Copy each of the following entries verbatim, line for line.
--- Records for the task ---
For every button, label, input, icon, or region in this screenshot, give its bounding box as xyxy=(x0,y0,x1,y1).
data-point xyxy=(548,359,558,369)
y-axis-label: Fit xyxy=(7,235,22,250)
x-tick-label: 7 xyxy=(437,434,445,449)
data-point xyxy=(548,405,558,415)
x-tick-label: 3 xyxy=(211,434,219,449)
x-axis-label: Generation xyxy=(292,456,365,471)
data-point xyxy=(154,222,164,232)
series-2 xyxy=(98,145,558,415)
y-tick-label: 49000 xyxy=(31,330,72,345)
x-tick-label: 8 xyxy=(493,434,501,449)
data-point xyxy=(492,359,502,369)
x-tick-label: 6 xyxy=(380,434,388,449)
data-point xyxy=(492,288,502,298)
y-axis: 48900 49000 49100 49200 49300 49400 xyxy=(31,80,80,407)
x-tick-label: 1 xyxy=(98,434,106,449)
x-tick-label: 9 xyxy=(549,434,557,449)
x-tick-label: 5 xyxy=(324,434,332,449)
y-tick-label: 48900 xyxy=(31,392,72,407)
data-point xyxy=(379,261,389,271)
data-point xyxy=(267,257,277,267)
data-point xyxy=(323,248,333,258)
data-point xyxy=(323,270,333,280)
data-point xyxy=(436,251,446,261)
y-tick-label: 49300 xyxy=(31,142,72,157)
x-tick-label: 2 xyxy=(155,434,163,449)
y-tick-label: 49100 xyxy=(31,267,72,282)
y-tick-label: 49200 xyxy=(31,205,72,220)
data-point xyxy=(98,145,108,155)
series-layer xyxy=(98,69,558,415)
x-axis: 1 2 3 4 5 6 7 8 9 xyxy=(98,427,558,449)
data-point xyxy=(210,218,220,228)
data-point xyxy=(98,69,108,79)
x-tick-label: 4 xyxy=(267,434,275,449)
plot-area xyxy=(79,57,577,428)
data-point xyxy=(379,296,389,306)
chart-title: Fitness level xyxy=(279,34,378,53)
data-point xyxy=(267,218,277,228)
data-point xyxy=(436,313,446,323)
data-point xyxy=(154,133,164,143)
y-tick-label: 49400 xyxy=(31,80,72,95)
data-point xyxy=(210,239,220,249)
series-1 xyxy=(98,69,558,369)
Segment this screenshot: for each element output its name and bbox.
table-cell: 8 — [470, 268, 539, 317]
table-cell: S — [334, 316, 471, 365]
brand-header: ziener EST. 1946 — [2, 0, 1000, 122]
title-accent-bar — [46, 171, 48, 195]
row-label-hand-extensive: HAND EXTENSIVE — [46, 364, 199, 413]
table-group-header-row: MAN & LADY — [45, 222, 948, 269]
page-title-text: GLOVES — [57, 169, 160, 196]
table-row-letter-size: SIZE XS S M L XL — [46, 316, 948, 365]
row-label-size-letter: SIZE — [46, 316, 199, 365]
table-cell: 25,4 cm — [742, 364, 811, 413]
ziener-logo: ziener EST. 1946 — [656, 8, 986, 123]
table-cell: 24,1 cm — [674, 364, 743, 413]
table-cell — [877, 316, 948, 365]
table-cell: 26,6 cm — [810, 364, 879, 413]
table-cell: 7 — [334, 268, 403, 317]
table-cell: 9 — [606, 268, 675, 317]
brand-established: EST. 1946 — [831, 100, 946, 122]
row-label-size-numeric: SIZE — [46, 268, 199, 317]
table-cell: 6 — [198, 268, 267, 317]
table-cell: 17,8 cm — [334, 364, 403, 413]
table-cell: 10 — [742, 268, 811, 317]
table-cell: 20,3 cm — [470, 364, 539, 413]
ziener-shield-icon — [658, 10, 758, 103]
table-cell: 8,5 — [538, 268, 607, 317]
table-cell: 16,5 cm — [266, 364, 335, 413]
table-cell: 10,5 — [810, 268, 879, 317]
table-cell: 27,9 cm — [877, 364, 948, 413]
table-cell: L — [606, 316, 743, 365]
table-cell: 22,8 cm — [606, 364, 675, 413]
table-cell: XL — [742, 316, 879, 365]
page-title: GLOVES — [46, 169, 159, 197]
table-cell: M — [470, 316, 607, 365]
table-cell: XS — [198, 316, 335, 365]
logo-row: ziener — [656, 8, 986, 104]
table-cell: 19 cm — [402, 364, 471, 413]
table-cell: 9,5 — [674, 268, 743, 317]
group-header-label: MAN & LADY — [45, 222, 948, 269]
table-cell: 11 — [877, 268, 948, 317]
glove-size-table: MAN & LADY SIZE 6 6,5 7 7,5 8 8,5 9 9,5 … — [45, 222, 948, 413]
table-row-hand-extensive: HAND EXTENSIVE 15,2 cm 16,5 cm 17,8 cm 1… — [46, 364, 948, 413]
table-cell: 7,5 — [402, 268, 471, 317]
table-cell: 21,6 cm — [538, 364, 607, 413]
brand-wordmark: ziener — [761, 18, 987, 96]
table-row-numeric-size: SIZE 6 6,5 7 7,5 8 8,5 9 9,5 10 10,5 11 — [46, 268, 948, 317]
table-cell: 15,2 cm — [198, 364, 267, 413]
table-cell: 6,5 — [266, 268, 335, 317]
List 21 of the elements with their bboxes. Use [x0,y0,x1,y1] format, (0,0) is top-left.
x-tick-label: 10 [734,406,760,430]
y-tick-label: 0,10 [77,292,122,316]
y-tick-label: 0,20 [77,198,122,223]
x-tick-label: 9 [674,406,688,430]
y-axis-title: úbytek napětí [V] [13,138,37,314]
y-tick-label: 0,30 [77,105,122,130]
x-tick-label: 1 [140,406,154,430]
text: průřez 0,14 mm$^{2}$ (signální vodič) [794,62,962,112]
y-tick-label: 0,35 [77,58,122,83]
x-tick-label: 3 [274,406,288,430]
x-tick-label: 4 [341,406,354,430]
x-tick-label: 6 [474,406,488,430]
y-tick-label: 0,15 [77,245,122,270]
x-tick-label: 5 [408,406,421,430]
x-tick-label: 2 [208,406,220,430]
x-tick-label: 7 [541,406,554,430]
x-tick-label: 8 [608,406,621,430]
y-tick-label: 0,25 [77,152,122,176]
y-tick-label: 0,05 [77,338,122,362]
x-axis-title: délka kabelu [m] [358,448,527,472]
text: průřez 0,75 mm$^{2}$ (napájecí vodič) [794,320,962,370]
---
◆ Exercise output:
For every button, label, input, icon, or region in this screenshot, give its bounding box as xyxy=(x0,y0,x1,y1).
data-point xyxy=(548,359,558,369)
y-axis-label: Fit xyxy=(7,235,22,250)
x-tick-label: 7 xyxy=(437,434,445,449)
data-point xyxy=(548,405,558,415)
x-tick-label: 3 xyxy=(211,434,219,449)
x-axis-label: Generation xyxy=(292,456,365,471)
data-point xyxy=(154,222,164,232)
series-2 xyxy=(98,145,558,415)
y-tick-label: 49000 xyxy=(31,330,72,345)
x-tick-label: 8 xyxy=(493,434,501,449)
data-point xyxy=(492,359,502,369)
x-tick-label: 6 xyxy=(380,434,388,449)
data-point xyxy=(492,288,502,298)
y-axis: 48900 49000 49100 49200 49300 49400 xyxy=(31,80,80,407)
x-tick-label: 1 xyxy=(98,434,106,449)
x-tick-label: 9 xyxy=(549,434,557,449)
x-tick-label: 5 xyxy=(324,434,332,449)
y-tick-label: 48900 xyxy=(31,392,72,407)
data-point xyxy=(379,261,389,271)
data-point xyxy=(267,257,277,267)
data-point xyxy=(323,248,333,258)
data-point xyxy=(323,270,333,280)
data-point xyxy=(436,251,446,261)
y-tick-label: 49300 xyxy=(31,142,72,157)
x-tick-label: 2 xyxy=(155,434,163,449)
y-tick-label: 49100 xyxy=(31,267,72,282)
y-tick-label: 49200 xyxy=(31,205,72,220)
data-point xyxy=(98,145,108,155)
series-layer xyxy=(98,69,558,415)
x-axis: 1 2 3 4 5 6 7 8 9 xyxy=(98,427,558,449)
data-point xyxy=(210,218,220,228)
data-point xyxy=(98,69,108,79)
x-tick-label: 4 xyxy=(267,434,275,449)
plot-area xyxy=(79,57,577,428)
data-point xyxy=(379,296,389,306)
chart-title: Fitness level xyxy=(279,34,378,53)
data-point xyxy=(267,218,277,228)
data-point xyxy=(436,313,446,323)
data-point xyxy=(154,133,164,143)
y-tick-label: 49400 xyxy=(31,80,72,95)
data-point xyxy=(210,239,220,249)
series-1 xyxy=(98,69,558,369)
Segment this screenshot: for each element output its name and bbox.
table-cell: 8 — [470, 268, 539, 317]
table-cell: S — [334, 316, 471, 365]
brand-header: ziener EST. 1946 — [2, 0, 1000, 122]
title-accent-bar — [46, 171, 48, 195]
row-label-hand-extensive: HAND EXTENSIVE — [46, 364, 199, 413]
table-group-header-row: MAN & LADY — [45, 222, 948, 269]
page-title-text: GLOVES — [57, 169, 160, 196]
table-row-letter-size: SIZE XS S M L XL — [46, 316, 948, 365]
row-label-size-letter: SIZE — [46, 316, 199, 365]
table-cell: 25,4 cm — [742, 364, 811, 413]
ziener-logo: ziener EST. 1946 — [656, 8, 986, 123]
table-cell: 24,1 cm — [674, 364, 743, 413]
table-cell — [877, 316, 948, 365]
table-cell: 26,6 cm — [810, 364, 879, 413]
table-cell: 7 — [334, 268, 403, 317]
table-cell: 9 — [606, 268, 675, 317]
brand-established: EST. 1946 — [831, 100, 946, 122]
row-label-size-numeric: SIZE — [46, 268, 199, 317]
table-cell: 6 — [198, 268, 267, 317]
table-cell: 17,8 cm — [334, 364, 403, 413]
table-cell: 10 — [742, 268, 811, 317]
table-cell: 20,3 cm — [470, 364, 539, 413]
ziener-shield-icon — [658, 10, 758, 103]
table-cell: 8,5 — [538, 268, 607, 317]
table-cell: 16,5 cm — [266, 364, 335, 413]
table-cell: 10,5 — [810, 268, 879, 317]
table-cell: 27,9 cm — [877, 364, 948, 413]
table-cell: L — [606, 316, 743, 365]
table-cell: 22,8 cm — [606, 364, 675, 413]
table-cell: XL — [742, 316, 879, 365]
page-title: GLOVES — [46, 169, 159, 197]
table-cell: M — [470, 316, 607, 365]
table-cell: XS — [198, 316, 335, 365]
logo-row: ziener — [656, 8, 986, 104]
table-cell: 19 cm — [402, 364, 471, 413]
table-cell: 9,5 — [674, 268, 743, 317]
group-header-label: MAN & LADY — [45, 222, 948, 269]
table-cell: 11 — [877, 268, 948, 317]
glove-size-table: MAN & LADY SIZE 6 6,5 7 7,5 8 8,5 9 9,5 … — [45, 222, 948, 413]
table-row-hand-extensive: HAND EXTENSIVE 15,2 cm 16,5 cm 17,8 cm 1… — [46, 364, 948, 413]
table-cell: 7,5 — [402, 268, 471, 317]
table-cell: 21,6 cm — [538, 364, 607, 413]
brand-wordmark: ziener — [761, 18, 987, 96]
table-row-numeric-size: SIZE 6 6,5 7 7,5 8 8,5 9 9,5 10 10,5 11 — [46, 268, 948, 317]
table-cell: 15,2 cm — [198, 364, 267, 413]
table-cell: 6,5 — [266, 268, 335, 317]
List 21 of the elements with their bboxes. Use [x0,y0,x1,y1] format, (0,0) is top-left.
x-tick-label: 10 [734,406,760,430]
y-tick-label: 0,10 [77,292,122,316]
y-tick-label: 0,20 [77,198,122,223]
x-tick-label: 9 [674,406,688,430]
y-axis-title: úbytek napětí [V] [13,138,37,314]
y-tick-label: 0,30 [77,105,122,130]
x-tick-label: 1 [140,406,154,430]
text: průřez 0,14 mm$^{2}$ (signální vodič) [794,62,962,112]
y-tick-label: 0,35 [77,58,122,83]
x-tick-label: 3 [274,406,288,430]
x-tick-label: 4 [341,406,354,430]
x-tick-label: 6 [474,406,488,430]
y-tick-label: 0,15 [77,245,122,270]
x-tick-label: 5 [408,406,421,430]
x-tick-label: 2 [208,406,220,430]
x-tick-label: 7 [541,406,554,430]
x-tick-label: 8 [608,406,621,430]
y-tick-label: 0,25 [77,152,122,176]
y-tick-label: 0,05 [77,338,122,362]
x-axis-title: délka kabelu [m] [358,448,527,472]
text: průřez 0,75 mm$^{2}$ (napájecí vodič) [794,320,962,370]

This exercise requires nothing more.